>>>

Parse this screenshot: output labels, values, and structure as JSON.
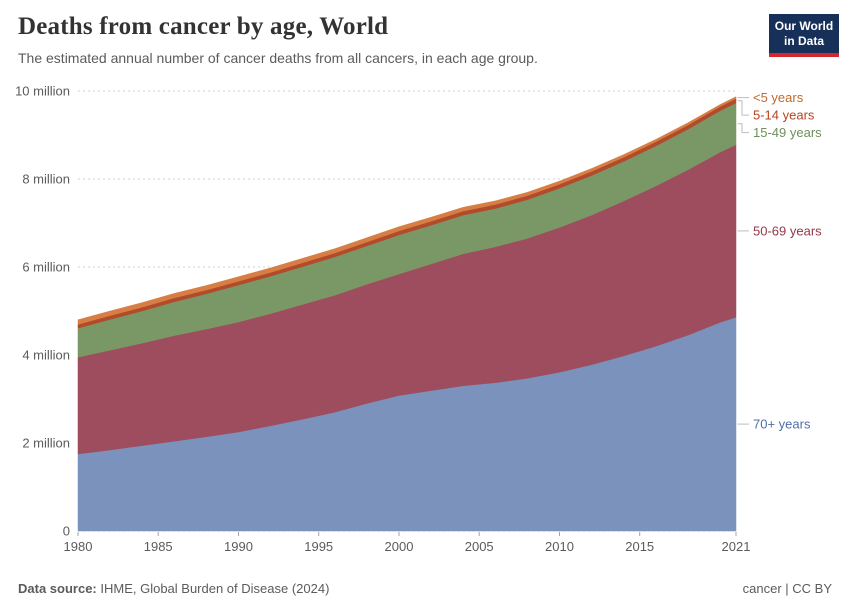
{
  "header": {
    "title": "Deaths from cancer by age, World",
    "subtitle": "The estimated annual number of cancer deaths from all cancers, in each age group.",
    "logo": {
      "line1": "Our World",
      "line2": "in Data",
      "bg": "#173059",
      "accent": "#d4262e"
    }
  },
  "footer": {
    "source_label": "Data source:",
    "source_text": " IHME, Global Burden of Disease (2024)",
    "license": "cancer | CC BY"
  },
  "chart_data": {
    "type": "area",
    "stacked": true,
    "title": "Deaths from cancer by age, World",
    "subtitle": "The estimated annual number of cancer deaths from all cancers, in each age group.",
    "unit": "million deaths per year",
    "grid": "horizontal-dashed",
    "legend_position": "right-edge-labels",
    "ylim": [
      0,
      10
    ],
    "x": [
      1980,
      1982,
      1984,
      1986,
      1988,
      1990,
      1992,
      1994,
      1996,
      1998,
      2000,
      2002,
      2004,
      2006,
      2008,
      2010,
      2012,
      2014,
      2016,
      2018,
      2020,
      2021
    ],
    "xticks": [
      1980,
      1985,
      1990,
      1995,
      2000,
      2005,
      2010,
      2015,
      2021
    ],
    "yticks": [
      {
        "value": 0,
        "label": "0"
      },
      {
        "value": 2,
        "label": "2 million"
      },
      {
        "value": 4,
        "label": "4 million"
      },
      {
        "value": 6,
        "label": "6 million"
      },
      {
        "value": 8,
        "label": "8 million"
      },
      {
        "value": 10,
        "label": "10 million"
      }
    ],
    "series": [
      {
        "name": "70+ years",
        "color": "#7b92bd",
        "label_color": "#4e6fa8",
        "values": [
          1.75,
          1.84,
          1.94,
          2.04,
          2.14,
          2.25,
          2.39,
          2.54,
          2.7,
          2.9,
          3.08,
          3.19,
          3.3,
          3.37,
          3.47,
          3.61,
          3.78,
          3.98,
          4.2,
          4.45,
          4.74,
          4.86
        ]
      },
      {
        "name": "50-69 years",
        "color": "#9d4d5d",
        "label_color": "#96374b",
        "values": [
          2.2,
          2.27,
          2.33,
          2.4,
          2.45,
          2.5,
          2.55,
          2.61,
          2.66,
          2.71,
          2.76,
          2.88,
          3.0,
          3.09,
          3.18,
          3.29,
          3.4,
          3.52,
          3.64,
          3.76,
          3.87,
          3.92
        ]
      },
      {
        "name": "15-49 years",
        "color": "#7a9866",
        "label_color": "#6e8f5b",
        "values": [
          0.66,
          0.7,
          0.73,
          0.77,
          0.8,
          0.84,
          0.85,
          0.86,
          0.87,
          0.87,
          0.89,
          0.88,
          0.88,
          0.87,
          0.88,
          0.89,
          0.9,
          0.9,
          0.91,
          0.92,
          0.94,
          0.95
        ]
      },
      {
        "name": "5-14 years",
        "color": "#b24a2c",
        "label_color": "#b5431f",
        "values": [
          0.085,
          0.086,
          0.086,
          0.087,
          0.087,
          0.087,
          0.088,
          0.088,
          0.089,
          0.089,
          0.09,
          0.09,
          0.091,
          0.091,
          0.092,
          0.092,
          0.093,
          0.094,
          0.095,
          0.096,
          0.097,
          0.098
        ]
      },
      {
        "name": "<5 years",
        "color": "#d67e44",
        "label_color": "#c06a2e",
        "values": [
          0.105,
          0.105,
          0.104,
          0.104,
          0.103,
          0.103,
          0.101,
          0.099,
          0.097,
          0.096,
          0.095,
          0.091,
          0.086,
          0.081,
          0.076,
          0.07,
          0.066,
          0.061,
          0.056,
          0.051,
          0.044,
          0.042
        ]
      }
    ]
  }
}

<<<
>>>

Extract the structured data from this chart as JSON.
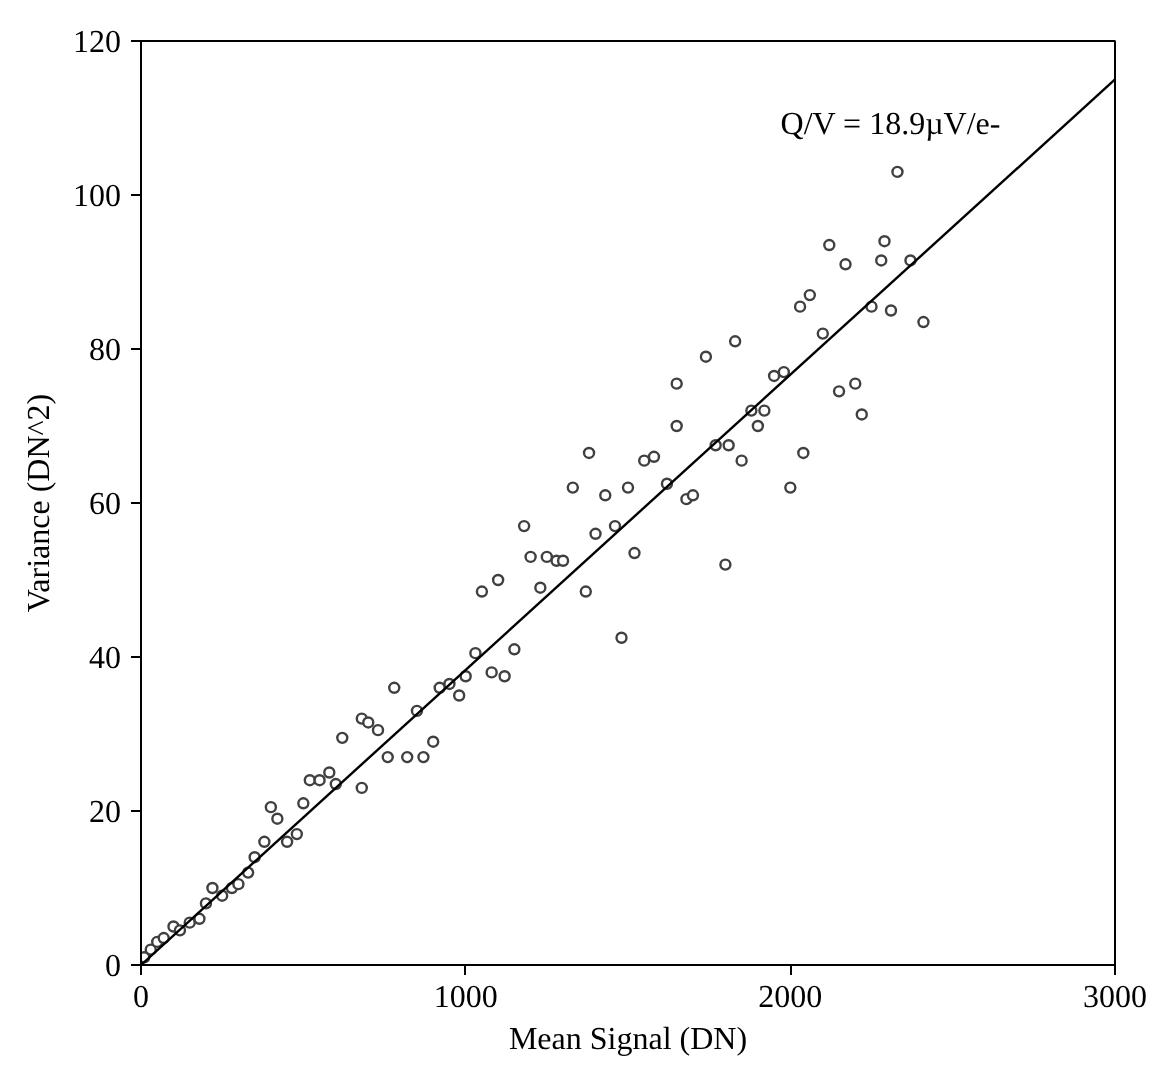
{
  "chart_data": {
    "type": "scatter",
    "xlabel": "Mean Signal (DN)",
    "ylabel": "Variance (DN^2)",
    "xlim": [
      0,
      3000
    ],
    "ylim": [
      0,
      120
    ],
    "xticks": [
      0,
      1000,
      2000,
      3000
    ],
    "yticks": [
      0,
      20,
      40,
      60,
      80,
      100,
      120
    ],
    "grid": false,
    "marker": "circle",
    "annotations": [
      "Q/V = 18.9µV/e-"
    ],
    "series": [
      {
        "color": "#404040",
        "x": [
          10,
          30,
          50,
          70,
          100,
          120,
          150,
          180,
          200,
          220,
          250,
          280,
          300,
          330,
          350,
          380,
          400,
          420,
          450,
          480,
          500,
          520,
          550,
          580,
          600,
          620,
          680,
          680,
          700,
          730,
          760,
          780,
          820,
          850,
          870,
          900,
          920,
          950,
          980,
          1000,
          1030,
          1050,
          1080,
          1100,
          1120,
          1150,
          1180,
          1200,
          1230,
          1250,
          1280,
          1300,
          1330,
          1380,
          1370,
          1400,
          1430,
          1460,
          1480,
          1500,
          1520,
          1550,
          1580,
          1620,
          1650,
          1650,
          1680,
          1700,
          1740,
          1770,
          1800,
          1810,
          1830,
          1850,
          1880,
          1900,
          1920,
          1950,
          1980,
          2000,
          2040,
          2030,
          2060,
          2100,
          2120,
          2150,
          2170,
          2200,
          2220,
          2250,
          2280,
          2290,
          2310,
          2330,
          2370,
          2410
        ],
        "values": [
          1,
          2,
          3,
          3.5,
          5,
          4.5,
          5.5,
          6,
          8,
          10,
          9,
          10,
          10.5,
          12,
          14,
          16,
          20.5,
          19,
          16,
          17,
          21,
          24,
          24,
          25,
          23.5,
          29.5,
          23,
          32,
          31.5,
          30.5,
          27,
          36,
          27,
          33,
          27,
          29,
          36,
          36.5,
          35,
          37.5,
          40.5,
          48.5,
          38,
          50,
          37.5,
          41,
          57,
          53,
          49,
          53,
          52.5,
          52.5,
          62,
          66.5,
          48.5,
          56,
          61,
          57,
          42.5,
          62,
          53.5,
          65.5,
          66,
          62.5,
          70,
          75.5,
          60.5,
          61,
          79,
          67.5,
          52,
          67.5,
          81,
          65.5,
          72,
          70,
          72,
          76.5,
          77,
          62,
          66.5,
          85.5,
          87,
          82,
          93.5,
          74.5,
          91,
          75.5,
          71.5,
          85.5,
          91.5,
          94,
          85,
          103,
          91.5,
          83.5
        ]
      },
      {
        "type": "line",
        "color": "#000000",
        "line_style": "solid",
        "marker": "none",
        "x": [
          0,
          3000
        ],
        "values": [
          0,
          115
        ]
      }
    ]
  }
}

<<<
>>>

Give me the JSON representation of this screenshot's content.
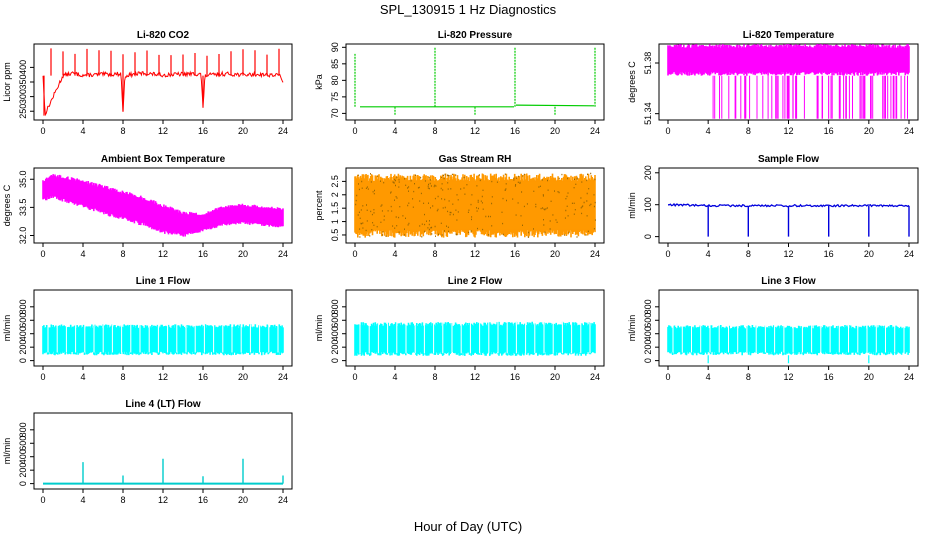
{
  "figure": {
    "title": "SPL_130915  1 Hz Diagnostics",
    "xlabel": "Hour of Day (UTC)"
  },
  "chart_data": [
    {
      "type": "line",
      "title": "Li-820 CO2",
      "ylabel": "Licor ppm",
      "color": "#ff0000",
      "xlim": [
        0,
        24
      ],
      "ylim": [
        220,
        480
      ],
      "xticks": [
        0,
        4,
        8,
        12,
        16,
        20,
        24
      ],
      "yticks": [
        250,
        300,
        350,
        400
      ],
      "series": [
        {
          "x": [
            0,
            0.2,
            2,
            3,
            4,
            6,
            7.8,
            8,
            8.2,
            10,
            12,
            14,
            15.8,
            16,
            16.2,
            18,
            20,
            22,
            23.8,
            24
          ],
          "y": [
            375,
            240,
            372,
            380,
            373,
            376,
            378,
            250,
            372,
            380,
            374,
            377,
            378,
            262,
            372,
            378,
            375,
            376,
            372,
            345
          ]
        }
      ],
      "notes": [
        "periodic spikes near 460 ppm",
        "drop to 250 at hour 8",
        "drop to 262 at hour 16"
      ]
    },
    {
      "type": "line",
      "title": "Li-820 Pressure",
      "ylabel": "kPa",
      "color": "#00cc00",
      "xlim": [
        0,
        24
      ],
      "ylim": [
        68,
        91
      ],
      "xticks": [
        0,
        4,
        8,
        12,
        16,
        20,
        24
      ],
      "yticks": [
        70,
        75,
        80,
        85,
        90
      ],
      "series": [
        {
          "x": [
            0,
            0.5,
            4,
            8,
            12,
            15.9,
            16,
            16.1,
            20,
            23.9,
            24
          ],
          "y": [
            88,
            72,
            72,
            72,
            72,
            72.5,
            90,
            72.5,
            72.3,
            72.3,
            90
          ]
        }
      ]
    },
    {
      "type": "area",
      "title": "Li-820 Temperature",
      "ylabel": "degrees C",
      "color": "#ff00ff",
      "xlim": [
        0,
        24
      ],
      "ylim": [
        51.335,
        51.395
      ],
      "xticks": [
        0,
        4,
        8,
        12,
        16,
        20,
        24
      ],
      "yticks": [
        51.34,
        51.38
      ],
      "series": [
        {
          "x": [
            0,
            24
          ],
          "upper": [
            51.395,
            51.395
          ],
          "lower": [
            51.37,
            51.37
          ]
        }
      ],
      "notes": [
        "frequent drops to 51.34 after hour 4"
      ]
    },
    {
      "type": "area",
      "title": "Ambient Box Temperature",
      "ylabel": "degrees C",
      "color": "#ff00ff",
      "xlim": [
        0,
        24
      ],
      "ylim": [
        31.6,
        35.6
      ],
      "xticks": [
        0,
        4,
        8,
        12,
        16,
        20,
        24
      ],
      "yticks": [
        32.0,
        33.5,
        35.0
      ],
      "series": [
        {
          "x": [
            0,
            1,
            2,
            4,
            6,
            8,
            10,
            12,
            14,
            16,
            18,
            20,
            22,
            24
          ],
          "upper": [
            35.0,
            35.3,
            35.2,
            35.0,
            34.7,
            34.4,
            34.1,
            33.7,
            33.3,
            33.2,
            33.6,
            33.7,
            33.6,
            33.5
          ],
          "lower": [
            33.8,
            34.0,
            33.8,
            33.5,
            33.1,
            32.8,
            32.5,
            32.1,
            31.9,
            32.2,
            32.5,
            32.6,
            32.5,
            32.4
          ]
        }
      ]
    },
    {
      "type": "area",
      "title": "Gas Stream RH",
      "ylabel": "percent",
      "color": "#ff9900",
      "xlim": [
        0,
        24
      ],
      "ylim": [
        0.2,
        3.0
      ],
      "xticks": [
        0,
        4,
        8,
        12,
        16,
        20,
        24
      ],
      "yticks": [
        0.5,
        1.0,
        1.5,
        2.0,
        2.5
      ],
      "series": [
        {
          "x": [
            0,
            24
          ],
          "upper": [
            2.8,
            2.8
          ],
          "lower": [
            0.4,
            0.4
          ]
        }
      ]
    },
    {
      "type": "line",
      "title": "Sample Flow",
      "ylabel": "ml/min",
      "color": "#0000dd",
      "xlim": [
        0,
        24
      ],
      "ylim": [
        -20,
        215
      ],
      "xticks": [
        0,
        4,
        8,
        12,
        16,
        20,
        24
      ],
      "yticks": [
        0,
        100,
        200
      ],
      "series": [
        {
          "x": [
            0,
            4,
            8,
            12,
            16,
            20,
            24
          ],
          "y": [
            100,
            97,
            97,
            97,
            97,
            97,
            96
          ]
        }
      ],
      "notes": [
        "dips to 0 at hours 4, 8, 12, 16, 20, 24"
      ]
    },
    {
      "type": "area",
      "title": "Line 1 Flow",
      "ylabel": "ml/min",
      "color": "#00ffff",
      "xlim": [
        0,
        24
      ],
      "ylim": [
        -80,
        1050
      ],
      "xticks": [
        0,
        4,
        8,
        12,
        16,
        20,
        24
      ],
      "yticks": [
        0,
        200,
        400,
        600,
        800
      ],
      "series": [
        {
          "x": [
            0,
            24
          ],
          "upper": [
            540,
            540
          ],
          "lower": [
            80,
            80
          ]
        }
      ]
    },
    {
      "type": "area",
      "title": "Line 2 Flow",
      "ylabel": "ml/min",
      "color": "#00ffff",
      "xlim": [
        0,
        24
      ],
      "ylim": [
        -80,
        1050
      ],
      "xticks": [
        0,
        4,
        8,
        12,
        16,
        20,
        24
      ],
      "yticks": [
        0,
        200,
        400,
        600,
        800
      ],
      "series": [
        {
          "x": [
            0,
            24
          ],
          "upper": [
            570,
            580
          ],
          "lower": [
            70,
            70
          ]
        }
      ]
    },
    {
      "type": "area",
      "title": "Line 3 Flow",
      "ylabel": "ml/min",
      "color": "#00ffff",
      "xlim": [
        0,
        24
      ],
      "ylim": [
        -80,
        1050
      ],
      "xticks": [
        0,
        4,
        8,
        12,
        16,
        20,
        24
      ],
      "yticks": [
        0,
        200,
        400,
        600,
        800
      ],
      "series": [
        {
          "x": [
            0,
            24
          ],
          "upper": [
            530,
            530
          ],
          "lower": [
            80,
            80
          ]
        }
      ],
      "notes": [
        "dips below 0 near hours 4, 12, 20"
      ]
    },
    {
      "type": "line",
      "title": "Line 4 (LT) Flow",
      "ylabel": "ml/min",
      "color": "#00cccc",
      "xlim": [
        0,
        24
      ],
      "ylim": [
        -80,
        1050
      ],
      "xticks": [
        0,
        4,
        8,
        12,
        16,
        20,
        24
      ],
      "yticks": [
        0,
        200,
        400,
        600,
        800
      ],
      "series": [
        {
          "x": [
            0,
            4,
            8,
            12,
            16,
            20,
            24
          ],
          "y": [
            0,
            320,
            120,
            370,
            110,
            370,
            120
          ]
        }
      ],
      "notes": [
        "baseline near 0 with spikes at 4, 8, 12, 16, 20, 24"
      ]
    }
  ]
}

<<<

WHAT YOU ARE ASKED TO DO:
Which lines include the word "years"? List them all.

REPLY:
        "name": "70+ years",
        "name": "50-69 years",
        "name": "15-49 years",
        "name": "5-14 years",
        "name": "<5 years",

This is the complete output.